Recast every line of the records below as a Markdown table with two columns, "Row" for a running number and "Text" for the line itself. Skip blank lines and leave the pictures out of the answer.
##### INFORMATION PROVIDED #####
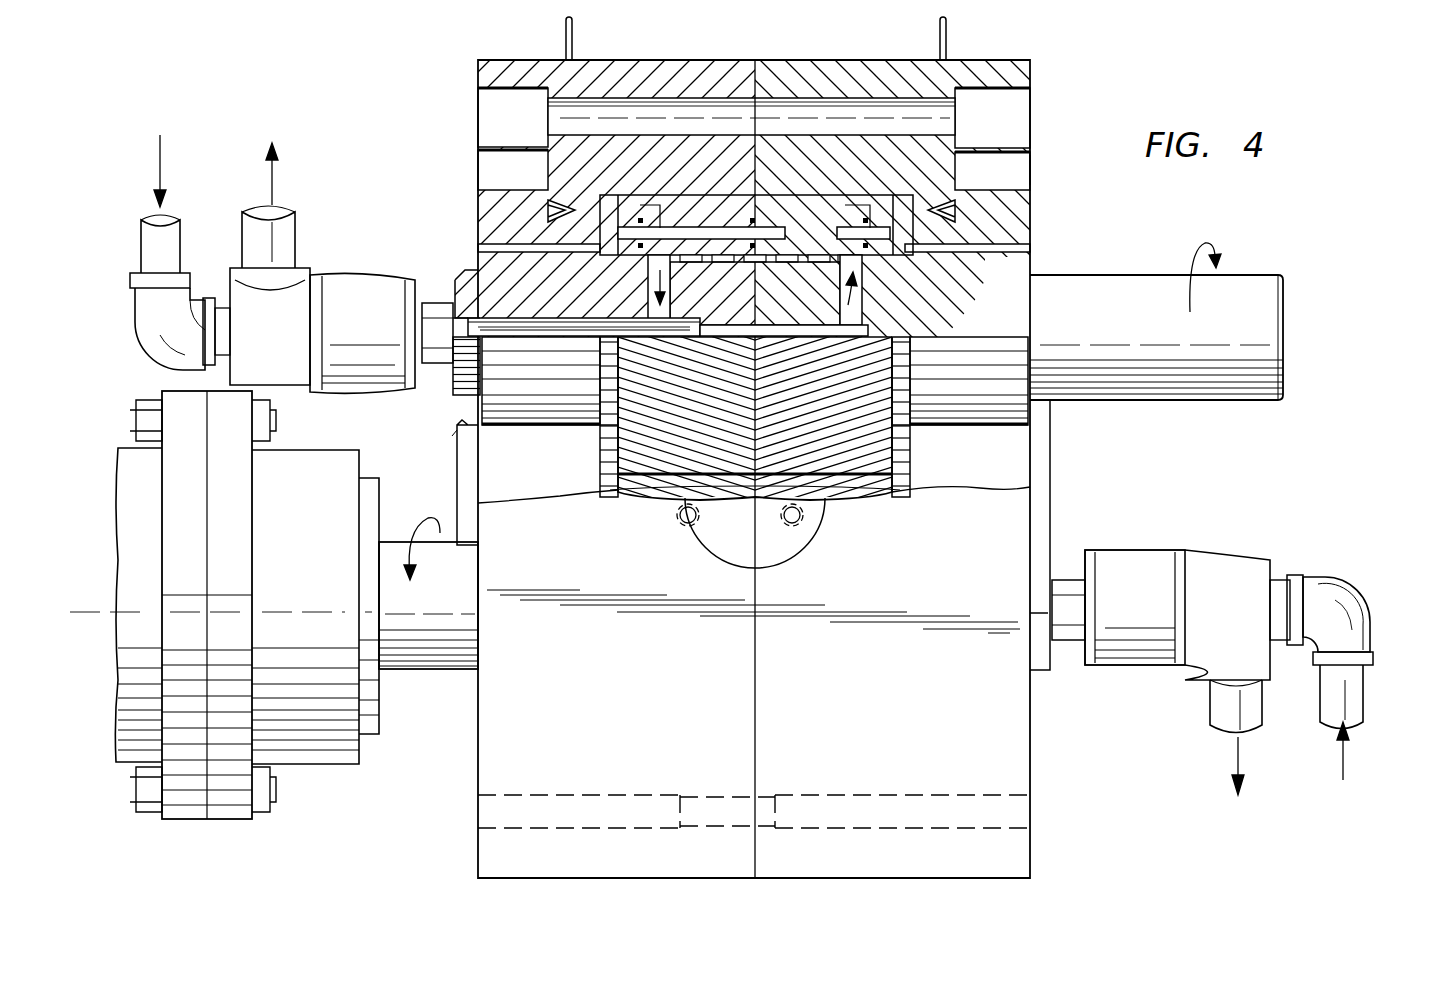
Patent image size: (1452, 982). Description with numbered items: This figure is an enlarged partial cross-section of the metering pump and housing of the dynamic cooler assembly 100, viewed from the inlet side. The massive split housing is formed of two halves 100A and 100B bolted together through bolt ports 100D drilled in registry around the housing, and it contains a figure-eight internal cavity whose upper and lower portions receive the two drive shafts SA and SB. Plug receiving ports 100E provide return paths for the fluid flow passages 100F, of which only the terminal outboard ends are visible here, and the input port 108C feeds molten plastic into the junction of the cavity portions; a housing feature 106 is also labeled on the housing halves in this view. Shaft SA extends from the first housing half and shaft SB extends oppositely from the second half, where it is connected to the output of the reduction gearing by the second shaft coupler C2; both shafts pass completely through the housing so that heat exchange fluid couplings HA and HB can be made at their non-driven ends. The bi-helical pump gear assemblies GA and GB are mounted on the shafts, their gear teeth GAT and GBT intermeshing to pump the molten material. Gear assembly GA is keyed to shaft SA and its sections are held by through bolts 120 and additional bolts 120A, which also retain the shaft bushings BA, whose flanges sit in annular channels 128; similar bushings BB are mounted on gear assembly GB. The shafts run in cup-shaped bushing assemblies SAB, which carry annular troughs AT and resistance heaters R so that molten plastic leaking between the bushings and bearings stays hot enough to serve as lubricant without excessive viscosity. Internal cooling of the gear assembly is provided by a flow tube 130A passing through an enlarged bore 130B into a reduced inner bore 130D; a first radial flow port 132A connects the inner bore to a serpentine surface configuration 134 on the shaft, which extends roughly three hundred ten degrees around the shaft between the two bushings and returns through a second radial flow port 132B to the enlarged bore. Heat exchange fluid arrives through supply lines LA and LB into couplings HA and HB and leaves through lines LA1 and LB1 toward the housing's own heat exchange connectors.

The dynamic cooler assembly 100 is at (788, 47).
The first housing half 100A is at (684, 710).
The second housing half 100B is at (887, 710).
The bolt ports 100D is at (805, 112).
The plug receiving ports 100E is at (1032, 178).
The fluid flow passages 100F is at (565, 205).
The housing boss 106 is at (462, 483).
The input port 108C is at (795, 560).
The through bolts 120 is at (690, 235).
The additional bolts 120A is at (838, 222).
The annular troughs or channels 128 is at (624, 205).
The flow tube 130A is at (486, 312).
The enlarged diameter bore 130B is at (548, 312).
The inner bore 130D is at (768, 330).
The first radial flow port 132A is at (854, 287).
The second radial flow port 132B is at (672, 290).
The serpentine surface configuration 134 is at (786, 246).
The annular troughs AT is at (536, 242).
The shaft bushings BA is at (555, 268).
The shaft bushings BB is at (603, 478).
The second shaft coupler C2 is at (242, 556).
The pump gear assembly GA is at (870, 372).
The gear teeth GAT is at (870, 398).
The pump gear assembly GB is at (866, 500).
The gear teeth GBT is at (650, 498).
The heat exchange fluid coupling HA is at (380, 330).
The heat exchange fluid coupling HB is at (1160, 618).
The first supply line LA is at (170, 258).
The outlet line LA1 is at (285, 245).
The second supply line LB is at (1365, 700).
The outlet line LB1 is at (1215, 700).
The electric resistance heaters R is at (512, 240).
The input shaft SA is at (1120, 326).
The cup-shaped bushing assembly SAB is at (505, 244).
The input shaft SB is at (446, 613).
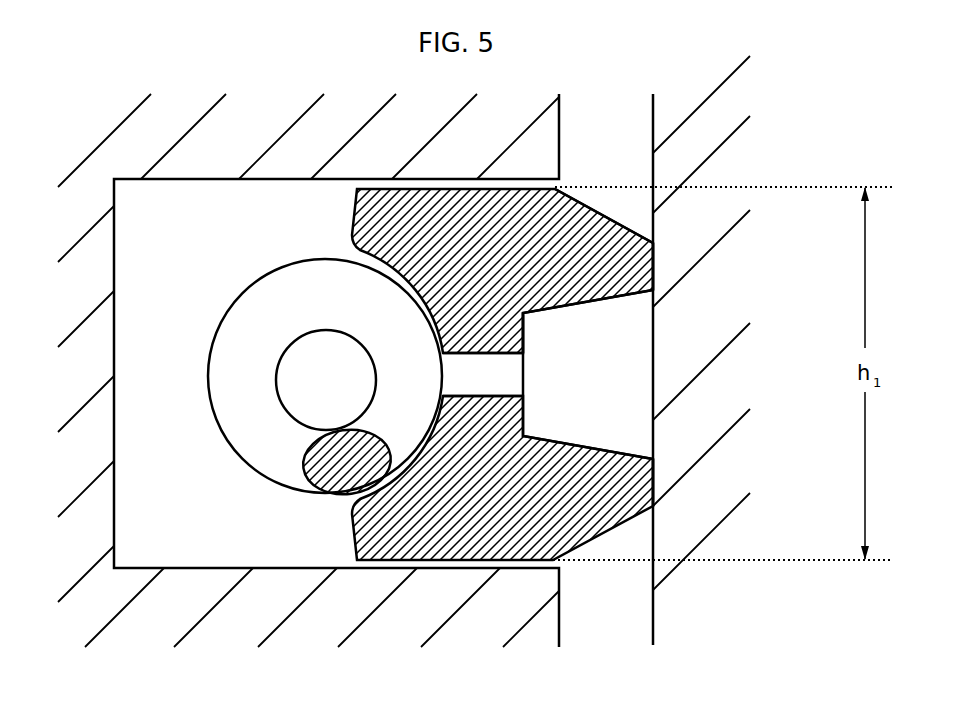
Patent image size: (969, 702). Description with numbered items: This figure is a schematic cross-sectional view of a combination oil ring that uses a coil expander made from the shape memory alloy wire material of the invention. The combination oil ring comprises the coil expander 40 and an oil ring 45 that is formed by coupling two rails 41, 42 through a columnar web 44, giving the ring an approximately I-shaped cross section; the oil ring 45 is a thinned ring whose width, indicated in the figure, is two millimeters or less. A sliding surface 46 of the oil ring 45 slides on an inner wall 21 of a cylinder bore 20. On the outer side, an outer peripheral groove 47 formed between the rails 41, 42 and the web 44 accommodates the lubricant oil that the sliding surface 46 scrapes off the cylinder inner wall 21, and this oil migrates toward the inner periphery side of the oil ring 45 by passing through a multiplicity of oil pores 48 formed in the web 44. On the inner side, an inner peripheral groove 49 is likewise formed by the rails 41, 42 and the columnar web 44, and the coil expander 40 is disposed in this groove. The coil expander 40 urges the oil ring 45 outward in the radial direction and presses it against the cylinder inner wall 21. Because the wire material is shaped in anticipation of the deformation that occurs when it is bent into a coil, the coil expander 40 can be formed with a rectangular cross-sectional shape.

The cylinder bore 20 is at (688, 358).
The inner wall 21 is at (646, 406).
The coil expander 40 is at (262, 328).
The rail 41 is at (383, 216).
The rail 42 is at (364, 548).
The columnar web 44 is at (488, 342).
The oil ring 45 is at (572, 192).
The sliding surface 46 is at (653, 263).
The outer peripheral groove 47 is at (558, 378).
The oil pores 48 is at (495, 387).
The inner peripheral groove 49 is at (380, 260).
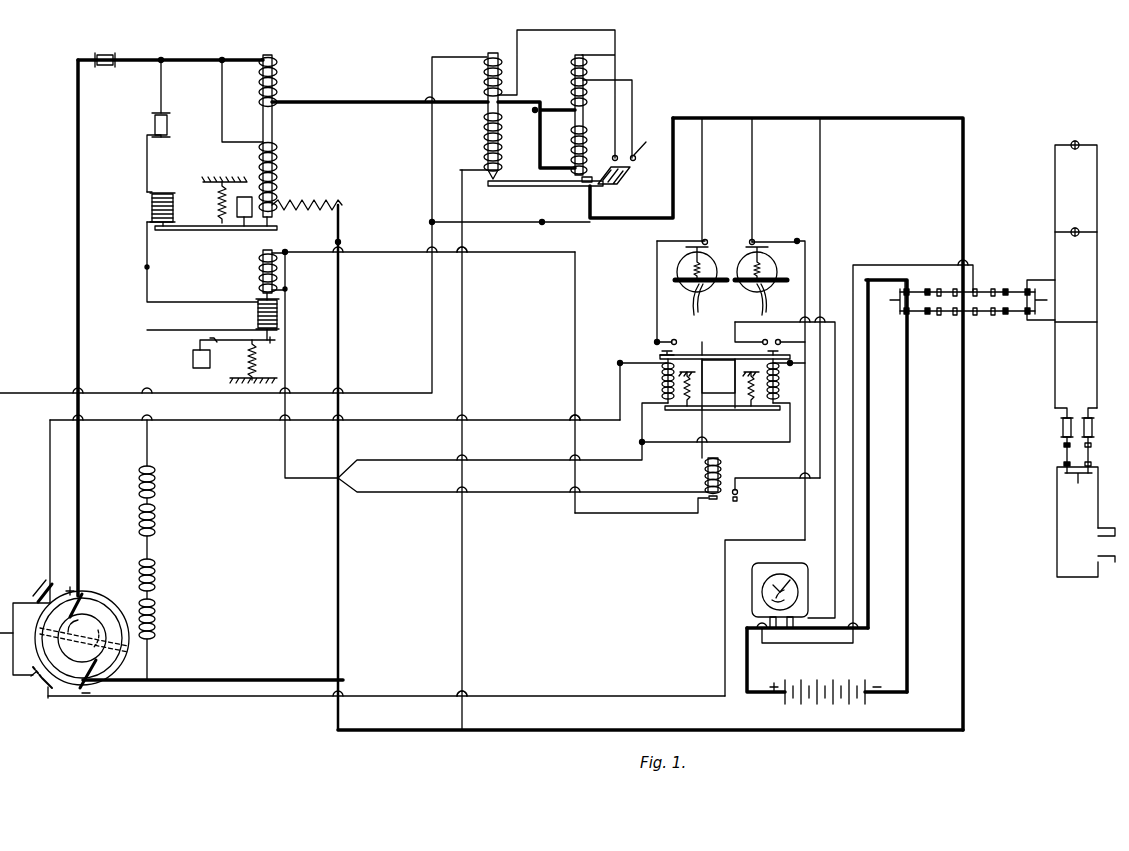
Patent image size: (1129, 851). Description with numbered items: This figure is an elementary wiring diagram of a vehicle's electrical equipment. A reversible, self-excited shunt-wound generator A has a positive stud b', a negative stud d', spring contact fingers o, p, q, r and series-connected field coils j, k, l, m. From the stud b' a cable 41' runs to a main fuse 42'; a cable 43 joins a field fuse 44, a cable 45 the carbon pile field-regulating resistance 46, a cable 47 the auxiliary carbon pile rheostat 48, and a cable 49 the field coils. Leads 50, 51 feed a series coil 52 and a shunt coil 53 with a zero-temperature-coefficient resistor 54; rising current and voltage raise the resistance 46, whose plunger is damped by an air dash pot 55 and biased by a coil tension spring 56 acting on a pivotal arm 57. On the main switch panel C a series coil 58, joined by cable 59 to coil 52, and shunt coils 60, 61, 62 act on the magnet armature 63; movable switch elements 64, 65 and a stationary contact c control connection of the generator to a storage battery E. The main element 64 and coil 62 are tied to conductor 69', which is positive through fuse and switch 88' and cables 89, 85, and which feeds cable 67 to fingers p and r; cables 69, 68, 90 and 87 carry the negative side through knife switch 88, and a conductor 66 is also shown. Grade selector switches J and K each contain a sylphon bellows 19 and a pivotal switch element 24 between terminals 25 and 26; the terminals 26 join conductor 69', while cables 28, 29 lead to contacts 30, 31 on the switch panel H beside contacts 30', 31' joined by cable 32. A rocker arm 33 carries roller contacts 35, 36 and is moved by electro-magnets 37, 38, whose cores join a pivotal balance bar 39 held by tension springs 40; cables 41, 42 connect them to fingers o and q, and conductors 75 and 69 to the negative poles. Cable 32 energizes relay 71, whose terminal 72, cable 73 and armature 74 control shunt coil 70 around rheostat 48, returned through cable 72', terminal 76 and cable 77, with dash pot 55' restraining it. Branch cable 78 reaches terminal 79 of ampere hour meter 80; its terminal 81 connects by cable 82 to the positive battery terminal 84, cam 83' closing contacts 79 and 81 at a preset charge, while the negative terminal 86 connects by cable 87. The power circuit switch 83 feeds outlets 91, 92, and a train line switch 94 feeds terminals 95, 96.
#####
FINAL ANSWER —
| Row | Text |
|---|---|
| 1 | Patent image size: (1452, 982). Description with numbered items: This figure is an enlarged partial cross-section of the metering pump and housing of the dynamic cooler assembly 100, viewed from the inlet side. The massive split housing is formed of two halves 100A and 100B bolted together through bolt ports 100D drilled in registry around the housing, and it contains a figure-eight internal cavity whose upper and lower portions receive the two drive shafts SA and SB. Plug receiving ports 100E provide return paths for the fluid flow passages 100F, of which only the terminal outboard ends are visible here, and the input port 108C feeds molten plastic into the junction of the cavity portions; a housing feature 106 is also labeled on the housing halves in this view. Shaft SA extends from the first housing half and shaft SB extends oppositely from the second half, where it is connected to the output of the reduction gearing by the second shaft coupler C2; both shafts pass completely through the housing so that heat exchange fluid couplings HA and HB can be made at their non-driven ends. The bi-helical pump gear assemblies GA and GB are mounted on the shafts, their gear teeth GAT and GBT intermeshing to pump the molten material. Gear assembly GA is keyed to shaft SA and its sections are held by through bolts 120 and additional bolts 120A, which also retain the shaft bushings BA, whose flanges sit in annular channels 128; similar bushings BB are mounted on gear assembly GB. The shafts run in cup-shaped bushing assemblies SAB, which carry annular troughs AT and resistance heaters R so that molten plastic leaking between the bushings and bearings stays hot enough to serve as lubricant without excessive viscosity. Internal cooling of the gear assembly is provided by a flow tube 130A passing through an enlarged bore 130B into a reduced inner bore 130D; a first radial flow port 132A connects the inner bore to a serpentine surface configuration 134 on the shaft, which extends roughly three hundred ten degrees around the shaft between the two bushings and returns through a second radial flow port 132B to the enlarged bore. Heat exchange fluid arrives through supply lines LA and LB into couplings HA and HB and leaves through lines LA1 and LB1 toward the housing's own heat exchange connectors. |
| 2 | The dynamic cooler assembly 100 is at (788, 47). |
| 3 | The first housing half 100A is at (684, 710). |
| 4 | The second housing half 100B is at (887, 710). |
| 5 | The bolt ports 100D is at (805, 112). |
| 6 | The plug receiving ports 100E is at (1032, 178). |
| 7 | The fluid flow passages 100F is at (565, 205). |
| 8 | The housing boss 106 is at (462, 483). |
| 9 | The input port 108C is at (795, 560). |
| 10 | The through bolts 120 is at (690, 235). |
| 11 | The additional bolts 120A is at (838, 222). |
| 12 | The annular troughs or channels 128 is at (624, 205). |
| 13 | The flow tube 130A is at (486, 312). |
| 14 | The enlarged diameter bore 130B is at (548, 312). |
| 15 | The inner bore 130D is at (768, 330). |
| 16 | The first radial flow port 132A is at (854, 287). |
| 17 | The second radial flow port 132B is at (672, 290). |
| 18 | The serpentine surface configuration 134 is at (786, 246). |
| 19 | The annular troughs AT is at (536, 242). |
| 20 | The shaft bushings BA is at (555, 268). |
| 21 | The shaft bushings BB is at (603, 478). |
| 22 | The second shaft coupler C2 is at (242, 556). |
| 23 | The pump gear assembly GA is at (870, 372). |
| 24 | The gear teeth GAT is at (870, 398). |
| 25 | The pump gear assembly GB is at (866, 500). |
| 26 | The gear teeth GBT is at (650, 498). |
| 27 | The heat exchange fluid coupling HA is at (380, 330). |
| 28 | The heat exchange fluid coupling HB is at (1160, 618). |
| 29 | The first supply line LA is at (170, 258). |
| 30 | The outlet line LA1 is at (285, 245). |
| 31 | The second supply line LB is at (1365, 700). |
| 32 | The outlet line LB1 is at (1215, 700). |
| 33 | The electric resistance heaters R is at (512, 240). |
| 34 | The input shaft SA is at (1120, 326). |
| 35 | The cup-shaped bushing assembly SAB is at (505, 244). |
| 36 | The input shaft SB is at (446, 613). |
| 37 | Patent image size: (969, 702). Description with numbered items: This figure is a schematic cross-sectional view of a combination oil ring that uses a coil expander made from the shape memory alloy wire material of the invention. The combination oil ring comprises the coil expander 40 and an oil ring 45 that is formed by coupling two rails 41, 42 through a columnar web 44, giving the ring an approximately I-shaped cross section; the oil ring 45 is a thinned ring whose width, indicated in the figure, is two millimeters or less. A sliding surface 46 of the oil ring 45 slides on an inner wall 21 of a cylinder bore 20. On the outer side, an outer peripheral groove 47 formed between the rails 41, 42 and the web 44 accommodates the lubricant oil that the sliding surface 46 scrapes off the cylinder inner wall 21, and this oil migrates toward the inner periphery side of the oil ring 45 by passing through a multiplicity of oil pores 48 formed in the web 44. On the inner side, an inner peripheral groove 49 is likewise formed by the rails 41, 42 and the columnar web 44, and the coil expander 40 is disposed in this groove. The coil expander 40 urges the oil ring 45 outward in the radial direction and presses it against the cylinder inner wall 21. Because the wire material is shaped in anticipation of the deformation that occurs when it is bent into a coil, the coil expander 40 can be formed with a rectangular cross-sectional shape. |
| 38 | The cylinder bore 20 is at (688, 358). |
| 39 | The inner wall 21 is at (646, 406). |
| 40 | The coil expander 40 is at (262, 328). |
| 41 | The rail 41 is at (383, 216). |
| 42 | The rail 42 is at (364, 548). |
| 43 | The columnar web 44 is at (488, 342). |
| 44 | The oil ring 45 is at (572, 192). |
| 45 | The sliding surface 46 is at (653, 263). |
| 46 | The outer peripheral groove 47 is at (558, 378). |
| 47 | The oil pores 48 is at (495, 387). |
| 48 | The inner peripheral groove 49 is at (380, 260). |
| 49 | Patent image size: (1129, 851). Description with numbered items: This figure is an elementary wiring diagram of a vehicle's electrical equipment. A reversible, self-excited shunt-wound generator A has a positive stud b', a negative stud d', spring contact fingers o, p, q, r and series-connected field coils j, k, l, m. From the stud b' a cable 41' runs to a main fuse 42'; a cable 43 joins a field fuse 44, a cable 45 the carbon pile field-regulating resistance 46, a cable 47 the auxiliary carbon pile rheostat 48, and a cable 49 the field coils. Leads 50, 51 feed a series coil 52 and a shunt coil 53 with a zero-temperature-coefficient resistor 54; rising current and voltage raise the resistance 46, whose plunger is damped by an air dash pot 55 and biased by a coil tension spring 56 acting on a pivotal arm 57. On the main switch panel C a series coil 58, joined by cable 59 to coil 52, and shunt coils 60, 61, 62 act on the magnet armature 63; movable switch elements 64, 65 and a stationary contact c control connection of the generator to a storage battery E. The main element 64 and coil 62 are tied to conductor 69', which is positive through fuse and switch 88' and cables 89, 85, and which feeds cable 67 to fingers p and r; cables 69, 68, 90 and 87 carry the negative side through knife switch 88, and a conductor 66 is also shown. Grade selector switches J and K each contain a sylphon bellows 19 and a pivotal switch element 24 between terminals 25 and 26; the terminals 26 join conductor 69', while cables 28, 29 lead to contacts 30, 31 on the switch panel H beside contacts 30', 31' joined by cable 32. A rocker arm 33 carries roller contacts 35, 36 and is moved by electro-magnets 37, 38, whose cores join a pivotal balance bar 39 held by tension springs 40; cables 41, 42 connect them to fingers o and q, and conductors 75 and 69 to the negative poles. Cable 32 energizes relay 71, whose terminal 72, cable 73 and armature 74 control shunt coil 70 around rheostat 48, returned through cable 72', terminal 76 and cable 77, with dash pot 55' restraining it. Branch cable 78 reaches terminal 79 of ampere hour meter 80; its terminal 81 connects by cable 82 to the positive battery terminal 84, cam 83' closing contacts 79 and 81 at a preset charge, while the negative terminal 86 connects by cable 87. The power circuit switch 83 feeds outlets 91, 92, and a train line switch 94 feeds terminals 95, 96. |